| The request |
For each line of the data below that holds "spesifik", copy the line.

## Start

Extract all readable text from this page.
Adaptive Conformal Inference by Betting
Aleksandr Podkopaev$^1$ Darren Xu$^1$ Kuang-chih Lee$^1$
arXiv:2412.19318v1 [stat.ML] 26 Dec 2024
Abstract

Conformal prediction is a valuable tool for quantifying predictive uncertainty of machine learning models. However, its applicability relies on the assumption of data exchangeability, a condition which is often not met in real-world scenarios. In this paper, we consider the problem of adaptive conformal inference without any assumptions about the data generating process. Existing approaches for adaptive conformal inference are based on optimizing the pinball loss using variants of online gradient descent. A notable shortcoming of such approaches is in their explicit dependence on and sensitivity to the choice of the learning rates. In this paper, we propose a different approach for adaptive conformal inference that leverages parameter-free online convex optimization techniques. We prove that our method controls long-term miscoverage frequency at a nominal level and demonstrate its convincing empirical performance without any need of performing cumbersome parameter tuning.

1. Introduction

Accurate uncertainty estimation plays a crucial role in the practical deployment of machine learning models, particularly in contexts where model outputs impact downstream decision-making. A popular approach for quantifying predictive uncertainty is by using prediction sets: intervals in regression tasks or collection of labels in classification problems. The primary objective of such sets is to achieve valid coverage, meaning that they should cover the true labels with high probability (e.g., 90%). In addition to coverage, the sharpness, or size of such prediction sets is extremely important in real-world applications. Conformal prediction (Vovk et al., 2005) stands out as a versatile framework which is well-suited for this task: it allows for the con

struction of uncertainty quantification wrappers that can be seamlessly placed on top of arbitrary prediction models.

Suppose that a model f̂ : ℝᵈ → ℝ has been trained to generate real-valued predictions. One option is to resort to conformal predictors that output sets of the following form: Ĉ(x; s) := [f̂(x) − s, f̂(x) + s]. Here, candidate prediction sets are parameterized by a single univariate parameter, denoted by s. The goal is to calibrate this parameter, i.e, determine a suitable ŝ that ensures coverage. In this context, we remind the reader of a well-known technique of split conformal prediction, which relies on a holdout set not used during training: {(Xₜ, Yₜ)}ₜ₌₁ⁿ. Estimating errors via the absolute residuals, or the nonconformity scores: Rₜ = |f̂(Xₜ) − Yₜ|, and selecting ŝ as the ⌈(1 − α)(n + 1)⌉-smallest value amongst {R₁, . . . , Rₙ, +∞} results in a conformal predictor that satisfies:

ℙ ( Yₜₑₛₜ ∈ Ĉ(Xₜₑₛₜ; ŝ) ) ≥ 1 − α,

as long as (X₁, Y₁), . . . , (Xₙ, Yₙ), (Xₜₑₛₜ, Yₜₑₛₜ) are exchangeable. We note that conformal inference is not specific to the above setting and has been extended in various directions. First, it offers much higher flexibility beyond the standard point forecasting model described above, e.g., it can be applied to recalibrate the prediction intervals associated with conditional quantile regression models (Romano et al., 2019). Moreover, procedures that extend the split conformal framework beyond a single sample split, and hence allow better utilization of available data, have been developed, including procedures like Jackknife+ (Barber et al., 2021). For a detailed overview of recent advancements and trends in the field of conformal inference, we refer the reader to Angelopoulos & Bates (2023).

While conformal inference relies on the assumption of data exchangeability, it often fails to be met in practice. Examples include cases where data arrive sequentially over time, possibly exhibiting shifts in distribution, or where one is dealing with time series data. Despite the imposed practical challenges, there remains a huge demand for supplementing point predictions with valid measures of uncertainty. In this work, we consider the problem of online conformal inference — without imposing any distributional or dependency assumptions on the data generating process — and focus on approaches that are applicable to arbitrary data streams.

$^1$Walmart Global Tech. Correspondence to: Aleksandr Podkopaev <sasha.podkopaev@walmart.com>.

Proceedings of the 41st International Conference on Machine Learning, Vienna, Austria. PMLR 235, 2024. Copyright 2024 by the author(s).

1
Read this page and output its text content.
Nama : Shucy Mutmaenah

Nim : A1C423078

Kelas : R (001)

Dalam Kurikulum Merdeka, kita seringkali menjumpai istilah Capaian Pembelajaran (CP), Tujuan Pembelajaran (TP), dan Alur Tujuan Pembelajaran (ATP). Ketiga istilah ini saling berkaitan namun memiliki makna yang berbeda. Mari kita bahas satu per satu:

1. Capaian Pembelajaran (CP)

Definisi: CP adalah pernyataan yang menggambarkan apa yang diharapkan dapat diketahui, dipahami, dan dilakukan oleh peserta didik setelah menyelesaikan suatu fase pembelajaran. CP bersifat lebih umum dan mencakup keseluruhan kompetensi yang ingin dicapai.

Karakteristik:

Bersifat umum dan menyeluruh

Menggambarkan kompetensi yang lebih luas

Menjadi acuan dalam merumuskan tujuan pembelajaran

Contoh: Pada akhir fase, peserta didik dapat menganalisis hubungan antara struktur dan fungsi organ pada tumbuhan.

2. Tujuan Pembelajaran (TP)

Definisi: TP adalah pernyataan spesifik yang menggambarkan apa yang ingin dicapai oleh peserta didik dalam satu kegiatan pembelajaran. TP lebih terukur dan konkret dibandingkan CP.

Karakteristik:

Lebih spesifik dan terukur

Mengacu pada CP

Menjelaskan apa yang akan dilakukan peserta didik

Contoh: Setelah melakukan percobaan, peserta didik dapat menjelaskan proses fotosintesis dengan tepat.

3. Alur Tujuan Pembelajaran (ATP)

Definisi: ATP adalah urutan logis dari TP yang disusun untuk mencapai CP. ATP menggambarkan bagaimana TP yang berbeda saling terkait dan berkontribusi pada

## End

| Solution for this exercise |
Definisi: TP adalah pernyataan spesifik yang menggambarkan apa yang ingin dicapai oleh peserta didik dalam satu kegiatan pembelajaran. TP lebih terukur dan konkret dibandingkan CP.
Lebih spesifik dan terukur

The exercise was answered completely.